═════ EXERCISE MATERIAL

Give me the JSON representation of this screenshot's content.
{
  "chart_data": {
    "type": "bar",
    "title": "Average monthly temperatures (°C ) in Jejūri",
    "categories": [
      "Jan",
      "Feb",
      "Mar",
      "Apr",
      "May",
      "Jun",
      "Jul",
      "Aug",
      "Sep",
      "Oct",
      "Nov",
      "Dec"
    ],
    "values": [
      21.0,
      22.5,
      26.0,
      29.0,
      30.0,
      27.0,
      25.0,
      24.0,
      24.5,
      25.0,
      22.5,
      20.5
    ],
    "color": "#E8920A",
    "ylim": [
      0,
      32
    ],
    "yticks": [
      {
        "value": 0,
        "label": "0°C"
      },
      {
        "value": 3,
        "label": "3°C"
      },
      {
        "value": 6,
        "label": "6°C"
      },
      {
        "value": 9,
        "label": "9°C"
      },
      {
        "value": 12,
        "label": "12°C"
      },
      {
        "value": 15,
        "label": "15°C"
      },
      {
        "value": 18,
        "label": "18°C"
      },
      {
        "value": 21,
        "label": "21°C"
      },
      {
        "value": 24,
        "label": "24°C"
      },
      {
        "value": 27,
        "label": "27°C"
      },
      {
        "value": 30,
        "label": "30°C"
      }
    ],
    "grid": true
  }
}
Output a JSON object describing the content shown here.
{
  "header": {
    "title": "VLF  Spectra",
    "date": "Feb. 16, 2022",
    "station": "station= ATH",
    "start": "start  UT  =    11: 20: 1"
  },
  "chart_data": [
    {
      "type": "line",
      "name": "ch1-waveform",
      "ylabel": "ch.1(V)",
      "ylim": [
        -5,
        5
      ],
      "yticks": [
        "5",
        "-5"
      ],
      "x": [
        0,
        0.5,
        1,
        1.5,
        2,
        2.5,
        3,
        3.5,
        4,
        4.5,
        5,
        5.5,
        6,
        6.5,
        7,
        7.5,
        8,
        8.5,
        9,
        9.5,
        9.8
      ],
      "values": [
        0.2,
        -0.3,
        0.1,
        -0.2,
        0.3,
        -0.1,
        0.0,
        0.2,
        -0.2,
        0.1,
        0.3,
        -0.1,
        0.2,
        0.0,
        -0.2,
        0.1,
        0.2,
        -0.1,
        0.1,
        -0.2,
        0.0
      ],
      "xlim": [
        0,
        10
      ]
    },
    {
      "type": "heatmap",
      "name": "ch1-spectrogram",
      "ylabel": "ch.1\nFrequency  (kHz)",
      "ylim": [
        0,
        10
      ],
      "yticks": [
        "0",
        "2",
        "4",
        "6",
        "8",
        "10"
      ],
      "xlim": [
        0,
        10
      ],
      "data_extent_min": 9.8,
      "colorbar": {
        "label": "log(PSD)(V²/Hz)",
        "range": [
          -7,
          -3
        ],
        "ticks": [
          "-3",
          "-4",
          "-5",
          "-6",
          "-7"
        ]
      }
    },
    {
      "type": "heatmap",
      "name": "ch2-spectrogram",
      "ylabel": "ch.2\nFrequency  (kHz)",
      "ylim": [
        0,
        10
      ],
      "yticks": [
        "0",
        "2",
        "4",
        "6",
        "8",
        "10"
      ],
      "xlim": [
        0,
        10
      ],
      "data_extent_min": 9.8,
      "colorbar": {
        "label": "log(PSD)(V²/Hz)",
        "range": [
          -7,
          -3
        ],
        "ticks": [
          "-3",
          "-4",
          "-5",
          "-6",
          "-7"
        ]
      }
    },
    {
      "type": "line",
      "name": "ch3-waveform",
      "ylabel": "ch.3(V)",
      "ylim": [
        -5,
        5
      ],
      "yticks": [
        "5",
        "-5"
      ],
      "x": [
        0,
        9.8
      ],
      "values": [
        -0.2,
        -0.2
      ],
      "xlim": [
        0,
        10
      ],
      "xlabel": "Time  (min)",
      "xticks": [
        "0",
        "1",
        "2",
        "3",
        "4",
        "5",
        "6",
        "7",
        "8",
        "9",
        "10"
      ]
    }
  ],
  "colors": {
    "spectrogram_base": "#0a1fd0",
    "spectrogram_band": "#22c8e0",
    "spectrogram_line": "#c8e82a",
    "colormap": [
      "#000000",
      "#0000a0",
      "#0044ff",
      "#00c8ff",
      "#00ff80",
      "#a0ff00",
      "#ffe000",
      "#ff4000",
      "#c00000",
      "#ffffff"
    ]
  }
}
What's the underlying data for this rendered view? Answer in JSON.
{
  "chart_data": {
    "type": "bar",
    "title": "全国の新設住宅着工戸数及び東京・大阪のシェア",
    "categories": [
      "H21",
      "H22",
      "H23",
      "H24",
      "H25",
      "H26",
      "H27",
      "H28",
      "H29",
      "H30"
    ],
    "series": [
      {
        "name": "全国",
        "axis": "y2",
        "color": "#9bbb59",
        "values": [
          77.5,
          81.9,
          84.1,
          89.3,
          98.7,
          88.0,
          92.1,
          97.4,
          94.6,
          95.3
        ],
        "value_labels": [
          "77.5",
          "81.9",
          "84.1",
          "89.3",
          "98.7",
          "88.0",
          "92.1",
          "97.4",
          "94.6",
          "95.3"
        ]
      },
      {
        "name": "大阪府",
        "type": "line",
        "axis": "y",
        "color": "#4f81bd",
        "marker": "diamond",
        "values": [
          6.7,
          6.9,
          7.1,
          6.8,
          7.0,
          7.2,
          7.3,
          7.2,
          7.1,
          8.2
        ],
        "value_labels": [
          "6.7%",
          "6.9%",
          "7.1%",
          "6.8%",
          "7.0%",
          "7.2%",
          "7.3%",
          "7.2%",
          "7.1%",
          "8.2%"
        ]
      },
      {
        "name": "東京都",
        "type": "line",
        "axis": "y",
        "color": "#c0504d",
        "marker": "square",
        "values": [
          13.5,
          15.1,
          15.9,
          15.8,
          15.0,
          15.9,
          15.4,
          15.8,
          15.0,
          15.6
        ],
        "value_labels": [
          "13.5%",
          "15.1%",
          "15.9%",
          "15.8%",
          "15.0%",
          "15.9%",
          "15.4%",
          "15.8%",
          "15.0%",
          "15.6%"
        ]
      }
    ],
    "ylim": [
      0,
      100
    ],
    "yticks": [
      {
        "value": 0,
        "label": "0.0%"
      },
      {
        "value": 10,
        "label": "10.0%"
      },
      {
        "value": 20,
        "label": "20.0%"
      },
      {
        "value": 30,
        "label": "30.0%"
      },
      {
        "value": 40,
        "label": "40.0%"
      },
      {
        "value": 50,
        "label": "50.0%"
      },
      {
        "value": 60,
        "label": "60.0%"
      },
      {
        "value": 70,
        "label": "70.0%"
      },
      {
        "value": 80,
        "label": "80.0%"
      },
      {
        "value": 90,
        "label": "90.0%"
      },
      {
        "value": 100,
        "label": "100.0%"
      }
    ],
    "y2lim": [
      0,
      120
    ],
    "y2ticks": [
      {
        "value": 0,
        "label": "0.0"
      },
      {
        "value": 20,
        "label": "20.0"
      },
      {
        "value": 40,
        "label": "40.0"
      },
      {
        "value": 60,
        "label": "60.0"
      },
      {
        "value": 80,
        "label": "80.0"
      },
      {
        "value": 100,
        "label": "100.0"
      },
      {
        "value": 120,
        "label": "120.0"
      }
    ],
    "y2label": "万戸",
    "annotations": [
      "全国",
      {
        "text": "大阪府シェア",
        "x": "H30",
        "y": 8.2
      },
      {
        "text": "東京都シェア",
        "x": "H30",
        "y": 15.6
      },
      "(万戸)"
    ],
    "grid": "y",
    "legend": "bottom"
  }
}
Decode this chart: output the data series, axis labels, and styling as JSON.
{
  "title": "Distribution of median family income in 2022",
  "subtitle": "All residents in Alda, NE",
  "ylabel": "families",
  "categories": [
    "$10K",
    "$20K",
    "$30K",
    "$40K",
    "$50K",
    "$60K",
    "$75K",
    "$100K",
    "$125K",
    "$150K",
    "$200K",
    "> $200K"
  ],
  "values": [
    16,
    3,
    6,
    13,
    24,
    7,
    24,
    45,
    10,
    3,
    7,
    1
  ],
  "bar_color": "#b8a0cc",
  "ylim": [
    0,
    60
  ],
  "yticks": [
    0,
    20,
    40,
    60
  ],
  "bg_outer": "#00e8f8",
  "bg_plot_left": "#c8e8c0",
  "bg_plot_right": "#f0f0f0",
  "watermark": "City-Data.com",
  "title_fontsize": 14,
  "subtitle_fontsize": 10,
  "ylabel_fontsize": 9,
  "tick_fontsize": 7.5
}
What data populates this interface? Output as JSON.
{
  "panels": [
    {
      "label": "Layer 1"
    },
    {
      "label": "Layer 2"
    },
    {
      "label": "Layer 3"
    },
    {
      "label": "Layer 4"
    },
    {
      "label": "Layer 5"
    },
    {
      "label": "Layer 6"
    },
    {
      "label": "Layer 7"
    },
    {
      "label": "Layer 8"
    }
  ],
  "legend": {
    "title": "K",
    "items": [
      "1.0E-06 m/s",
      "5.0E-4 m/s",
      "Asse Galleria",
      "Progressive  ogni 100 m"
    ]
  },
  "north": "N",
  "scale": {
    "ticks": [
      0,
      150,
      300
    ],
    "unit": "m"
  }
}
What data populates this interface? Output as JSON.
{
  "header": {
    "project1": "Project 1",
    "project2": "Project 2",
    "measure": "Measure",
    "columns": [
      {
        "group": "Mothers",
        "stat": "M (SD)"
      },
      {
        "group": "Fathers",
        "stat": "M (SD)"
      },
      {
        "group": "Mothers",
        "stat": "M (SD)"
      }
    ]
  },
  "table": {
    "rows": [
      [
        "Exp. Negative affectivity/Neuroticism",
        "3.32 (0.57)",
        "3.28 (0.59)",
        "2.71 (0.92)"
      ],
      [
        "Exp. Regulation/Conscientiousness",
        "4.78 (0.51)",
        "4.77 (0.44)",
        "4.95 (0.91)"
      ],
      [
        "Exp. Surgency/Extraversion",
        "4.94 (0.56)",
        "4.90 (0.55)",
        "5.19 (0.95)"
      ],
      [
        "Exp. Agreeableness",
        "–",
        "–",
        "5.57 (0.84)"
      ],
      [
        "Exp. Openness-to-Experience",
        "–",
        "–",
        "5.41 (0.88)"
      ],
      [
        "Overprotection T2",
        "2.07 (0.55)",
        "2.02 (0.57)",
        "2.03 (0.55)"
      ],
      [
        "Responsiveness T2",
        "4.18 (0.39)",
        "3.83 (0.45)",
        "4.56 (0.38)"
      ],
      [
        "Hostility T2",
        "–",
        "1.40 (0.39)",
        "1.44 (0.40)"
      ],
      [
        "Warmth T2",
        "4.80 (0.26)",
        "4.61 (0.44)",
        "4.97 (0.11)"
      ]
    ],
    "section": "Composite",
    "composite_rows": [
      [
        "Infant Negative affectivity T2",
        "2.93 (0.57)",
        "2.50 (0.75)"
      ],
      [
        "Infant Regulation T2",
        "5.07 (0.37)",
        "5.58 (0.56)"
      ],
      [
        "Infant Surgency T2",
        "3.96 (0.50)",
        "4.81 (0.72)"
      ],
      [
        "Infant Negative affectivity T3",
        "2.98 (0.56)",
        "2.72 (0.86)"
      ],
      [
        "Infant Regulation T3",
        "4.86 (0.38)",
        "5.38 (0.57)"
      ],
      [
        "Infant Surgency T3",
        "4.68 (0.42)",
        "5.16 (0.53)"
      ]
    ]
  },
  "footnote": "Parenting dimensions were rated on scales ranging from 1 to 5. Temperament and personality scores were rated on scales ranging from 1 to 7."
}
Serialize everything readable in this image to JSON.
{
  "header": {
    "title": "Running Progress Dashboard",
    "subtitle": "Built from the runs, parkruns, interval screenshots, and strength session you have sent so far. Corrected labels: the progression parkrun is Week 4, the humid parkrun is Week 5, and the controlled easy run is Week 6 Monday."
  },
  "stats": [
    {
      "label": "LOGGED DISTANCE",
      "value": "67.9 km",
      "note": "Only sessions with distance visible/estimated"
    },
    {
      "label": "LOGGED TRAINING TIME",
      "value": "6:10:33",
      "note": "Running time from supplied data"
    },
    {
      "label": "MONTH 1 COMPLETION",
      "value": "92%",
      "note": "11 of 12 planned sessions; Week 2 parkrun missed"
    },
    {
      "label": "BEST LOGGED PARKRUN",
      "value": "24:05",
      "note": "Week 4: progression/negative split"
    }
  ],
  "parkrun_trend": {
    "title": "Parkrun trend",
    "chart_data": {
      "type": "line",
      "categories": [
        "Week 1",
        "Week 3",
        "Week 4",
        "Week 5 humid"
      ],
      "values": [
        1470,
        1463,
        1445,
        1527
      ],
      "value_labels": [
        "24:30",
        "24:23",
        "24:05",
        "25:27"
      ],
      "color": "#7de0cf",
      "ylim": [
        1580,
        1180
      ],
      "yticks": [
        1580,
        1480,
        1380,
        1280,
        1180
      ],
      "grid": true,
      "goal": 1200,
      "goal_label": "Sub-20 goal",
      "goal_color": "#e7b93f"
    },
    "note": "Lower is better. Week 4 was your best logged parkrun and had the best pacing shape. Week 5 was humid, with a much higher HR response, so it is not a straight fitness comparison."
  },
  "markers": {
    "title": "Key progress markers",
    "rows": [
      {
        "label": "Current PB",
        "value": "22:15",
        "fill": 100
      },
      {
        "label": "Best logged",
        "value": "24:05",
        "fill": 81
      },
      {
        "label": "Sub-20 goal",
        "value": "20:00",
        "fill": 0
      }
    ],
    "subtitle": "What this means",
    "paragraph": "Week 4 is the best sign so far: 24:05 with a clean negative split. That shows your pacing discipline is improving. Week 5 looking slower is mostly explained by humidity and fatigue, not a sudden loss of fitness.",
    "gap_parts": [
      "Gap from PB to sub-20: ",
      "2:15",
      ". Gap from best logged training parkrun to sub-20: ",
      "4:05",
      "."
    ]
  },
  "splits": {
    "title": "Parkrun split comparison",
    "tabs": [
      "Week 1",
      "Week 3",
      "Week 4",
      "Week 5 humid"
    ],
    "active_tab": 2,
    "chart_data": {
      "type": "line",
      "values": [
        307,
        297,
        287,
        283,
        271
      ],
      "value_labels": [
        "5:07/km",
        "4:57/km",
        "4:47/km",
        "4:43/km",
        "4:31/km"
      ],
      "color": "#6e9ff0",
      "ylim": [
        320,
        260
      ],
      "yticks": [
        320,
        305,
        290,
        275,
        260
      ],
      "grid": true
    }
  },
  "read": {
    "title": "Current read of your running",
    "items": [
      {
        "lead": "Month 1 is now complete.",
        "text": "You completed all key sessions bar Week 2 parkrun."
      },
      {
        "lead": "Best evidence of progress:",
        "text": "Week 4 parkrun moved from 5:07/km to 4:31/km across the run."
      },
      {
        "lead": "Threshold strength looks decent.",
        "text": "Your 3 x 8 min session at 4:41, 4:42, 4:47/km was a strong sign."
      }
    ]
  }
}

══════════

In the entries above, identify every line with the word "Layer". Copy those lines.

      "label": "Layer 1"
      "label": "Layer 2"
      "label": "Layer 3"
      "label": "Layer 4"
      "label": "Layer 5"
      "label": "Layer 6"
      "label": "Layer 7"
      "label": "Layer 8"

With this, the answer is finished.